▶ [What is expected] Leave out the pictures and copy everything else below exactly.

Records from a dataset
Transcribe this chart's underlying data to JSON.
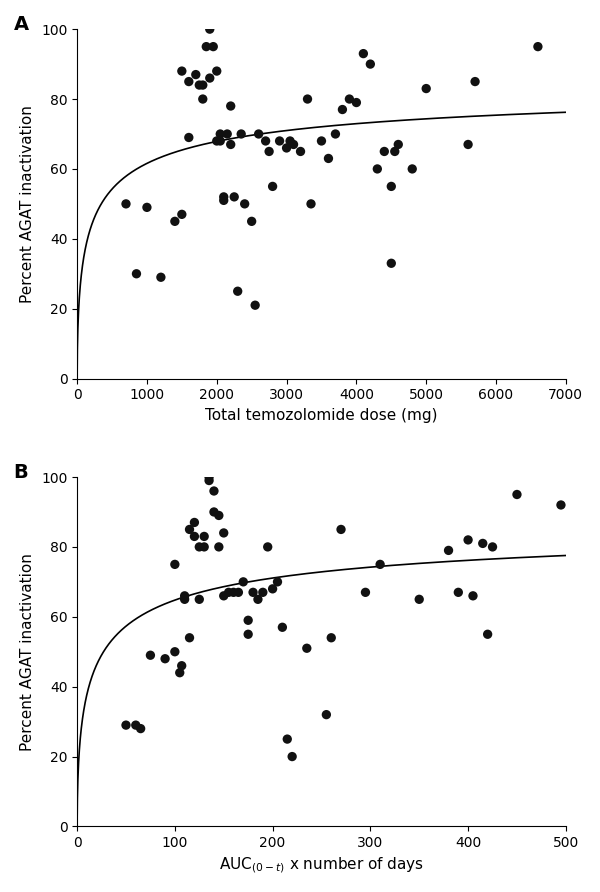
{
  "panel_A": {
    "label": "A",
    "xlabel": "Total temozolomide dose (mg)",
    "ylabel": "Percent AGAT inactivation",
    "xlim": [
      0,
      7000
    ],
    "ylim": [
      0,
      100
    ],
    "xticks": [
      0,
      1000,
      2000,
      3000,
      4000,
      5000,
      6000,
      7000
    ],
    "yticks": [
      0,
      20,
      40,
      60,
      80,
      100
    ],
    "scatter_x": [
      700,
      850,
      1000,
      1200,
      1400,
      1500,
      1500,
      1600,
      1600,
      1700,
      1750,
      1800,
      1800,
      1850,
      1900,
      1900,
      1950,
      2000,
      2000,
      2050,
      2050,
      2100,
      2100,
      2150,
      2200,
      2200,
      2250,
      2300,
      2350,
      2400,
      2500,
      2550,
      2600,
      2700,
      2750,
      2800,
      2900,
      3000,
      3050,
      3100,
      3200,
      3300,
      3350,
      3500,
      3600,
      3700,
      3800,
      3900,
      4000,
      4100,
      4200,
      4300,
      4400,
      4500,
      4500,
      4550,
      4600,
      4800,
      5000,
      5600,
      5700,
      6600
    ],
    "scatter_y": [
      50,
      30,
      49,
      29,
      45,
      47,
      88,
      69,
      85,
      87,
      84,
      80,
      84,
      95,
      100,
      86,
      95,
      88,
      68,
      70,
      68,
      51,
      52,
      70,
      67,
      78,
      52,
      25,
      70,
      50,
      45,
      21,
      70,
      68,
      65,
      55,
      68,
      66,
      68,
      67,
      65,
      80,
      50,
      68,
      63,
      70,
      77,
      80,
      79,
      93,
      90,
      60,
      65,
      33,
      55,
      65,
      67,
      60,
      83,
      67,
      85,
      95
    ],
    "curve_Emax": 87,
    "curve_EC50": 200,
    "curve_n": 0.55
  },
  "panel_B": {
    "label": "B",
    "xlabel": "AUC$_{(0-t)}$ x number of days",
    "ylabel": "Percent AGAT inactivation",
    "xlim": [
      0,
      500
    ],
    "ylim": [
      0,
      100
    ],
    "xticks": [
      0,
      100,
      200,
      300,
      400,
      500
    ],
    "yticks": [
      0,
      20,
      40,
      60,
      80,
      100
    ],
    "scatter_x": [
      50,
      60,
      65,
      75,
      90,
      100,
      100,
      105,
      107,
      110,
      110,
      115,
      115,
      120,
      120,
      125,
      125,
      130,
      130,
      135,
      135,
      140,
      140,
      145,
      145,
      150,
      150,
      155,
      160,
      165,
      170,
      175,
      175,
      180,
      185,
      190,
      195,
      200,
      205,
      210,
      215,
      220,
      235,
      255,
      260,
      270,
      295,
      310,
      350,
      380,
      390,
      400,
      405,
      415,
      420,
      425,
      450,
      495
    ],
    "scatter_y": [
      29,
      29,
      28,
      49,
      48,
      75,
      50,
      44,
      46,
      65,
      66,
      54,
      85,
      87,
      83,
      80,
      65,
      80,
      83,
      100,
      99,
      96,
      90,
      89,
      80,
      84,
      66,
      67,
      67,
      67,
      70,
      55,
      59,
      67,
      65,
      67,
      80,
      68,
      70,
      57,
      25,
      20,
      51,
      32,
      54,
      85,
      67,
      75,
      65,
      79,
      67,
      82,
      66,
      81,
      55,
      80,
      95,
      92
    ],
    "curve_Emax": 90,
    "curve_EC50": 18,
    "curve_n": 0.55
  },
  "dot_color": "#111111",
  "dot_size": 45,
  "line_color": "#000000",
  "line_width": 1.2,
  "bg_color": "#ffffff",
  "font_size_label": 11,
  "font_size_tick": 10,
  "font_size_panel": 14
}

▶ [Result for this exercise]
Transcribe this chart's underlying data to JSON.
{
  "panel_A": {
    "label": "A",
    "xlabel": "Total temozolomide dose (mg)",
    "ylabel": "Percent AGAT inactivation",
    "xlim": [
      0,
      7000
    ],
    "ylim": [
      0,
      100
    ],
    "xticks": [
      0,
      1000,
      2000,
      3000,
      4000,
      5000,
      6000,
      7000
    ],
    "yticks": [
      0,
      20,
      40,
      60,
      80,
      100
    ],
    "scatter_x": [
      700,
      850,
      1000,
      1200,
      1400,
      1500,
      1500,
      1600,
      1600,
      1700,
      1750,
      1800,
      1800,
      1850,
      1900,
      1900,
      1950,
      2000,
      2000,
      2050,
      2050,
      2100,
      2100,
      2150,
      2200,
      2200,
      2250,
      2300,
      2350,
      2400,
      2500,
      2550,
      2600,
      2700,
      2750,
      2800,
      2900,
      3000,
      3050,
      3100,
      3200,
      3300,
      3350,
      3500,
      3600,
      3700,
      3800,
      3900,
      4000,
      4100,
      4200,
      4300,
      4400,
      4500,
      4500,
      4550,
      4600,
      4800,
      5000,
      5600,
      5700,
      6600
    ],
    "scatter_y": [
      50,
      30,
      49,
      29,
      45,
      47,
      88,
      69,
      85,
      87,
      84,
      80,
      84,
      95,
      100,
      86,
      95,
      88,
      68,
      70,
      68,
      51,
      52,
      70,
      67,
      78,
      52,
      25,
      70,
      50,
      45,
      21,
      70,
      68,
      65,
      55,
      68,
      66,
      68,
      67,
      65,
      80,
      50,
      68,
      63,
      70,
      77,
      80,
      79,
      93,
      90,
      60,
      65,
      33,
      55,
      65,
      67,
      60,
      83,
      67,
      85,
      95
    ],
    "curve_Emax": 87,
    "curve_EC50": 200,
    "curve_n": 0.55
  },
  "panel_B": {
    "label": "B",
    "xlabel": "AUC$_{(0-t)}$ x number of days",
    "ylabel": "Percent AGAT inactivation",
    "xlim": [
      0,
      500
    ],
    "ylim": [
      0,
      100
    ],
    "xticks": [
      0,
      100,
      200,
      300,
      400,
      500
    ],
    "yticks": [
      0,
      20,
      40,
      60,
      80,
      100
    ],
    "scatter_x": [
      50,
      60,
      65,
      75,
      90,
      100,
      100,
      105,
      107,
      110,
      110,
      115,
      115,
      120,
      120,
      125,
      125,
      130,
      130,
      135,
      135,
      140,
      140,
      145,
      145,
      150,
      150,
      155,
      160,
      165,
      170,
      175,
      175,
      180,
      185,
      190,
      195,
      200,
      205,
      210,
      215,
      220,
      235,
      255,
      260,
      270,
      295,
      310,
      350,
      380,
      390,
      400,
      405,
      415,
      420,
      425,
      450,
      495
    ],
    "scatter_y": [
      29,
      29,
      28,
      49,
      48,
      75,
      50,
      44,
      46,
      65,
      66,
      54,
      85,
      87,
      83,
      80,
      65,
      80,
      83,
      100,
      99,
      96,
      90,
      89,
      80,
      84,
      66,
      67,
      67,
      67,
      70,
      55,
      59,
      67,
      65,
      67,
      80,
      68,
      70,
      57,
      25,
      20,
      51,
      32,
      54,
      85,
      67,
      75,
      65,
      79,
      67,
      82,
      66,
      81,
      55,
      80,
      95,
      92
    ],
    "curve_Emax": 90,
    "curve_EC50": 18,
    "curve_n": 0.55
  },
  "dot_color": "#111111",
  "dot_size": 45,
  "line_color": "#000000",
  "line_width": 1.2,
  "bg_color": "#ffffff",
  "font_size_label": 11,
  "font_size_tick": 10,
  "font_size_panel": 14
}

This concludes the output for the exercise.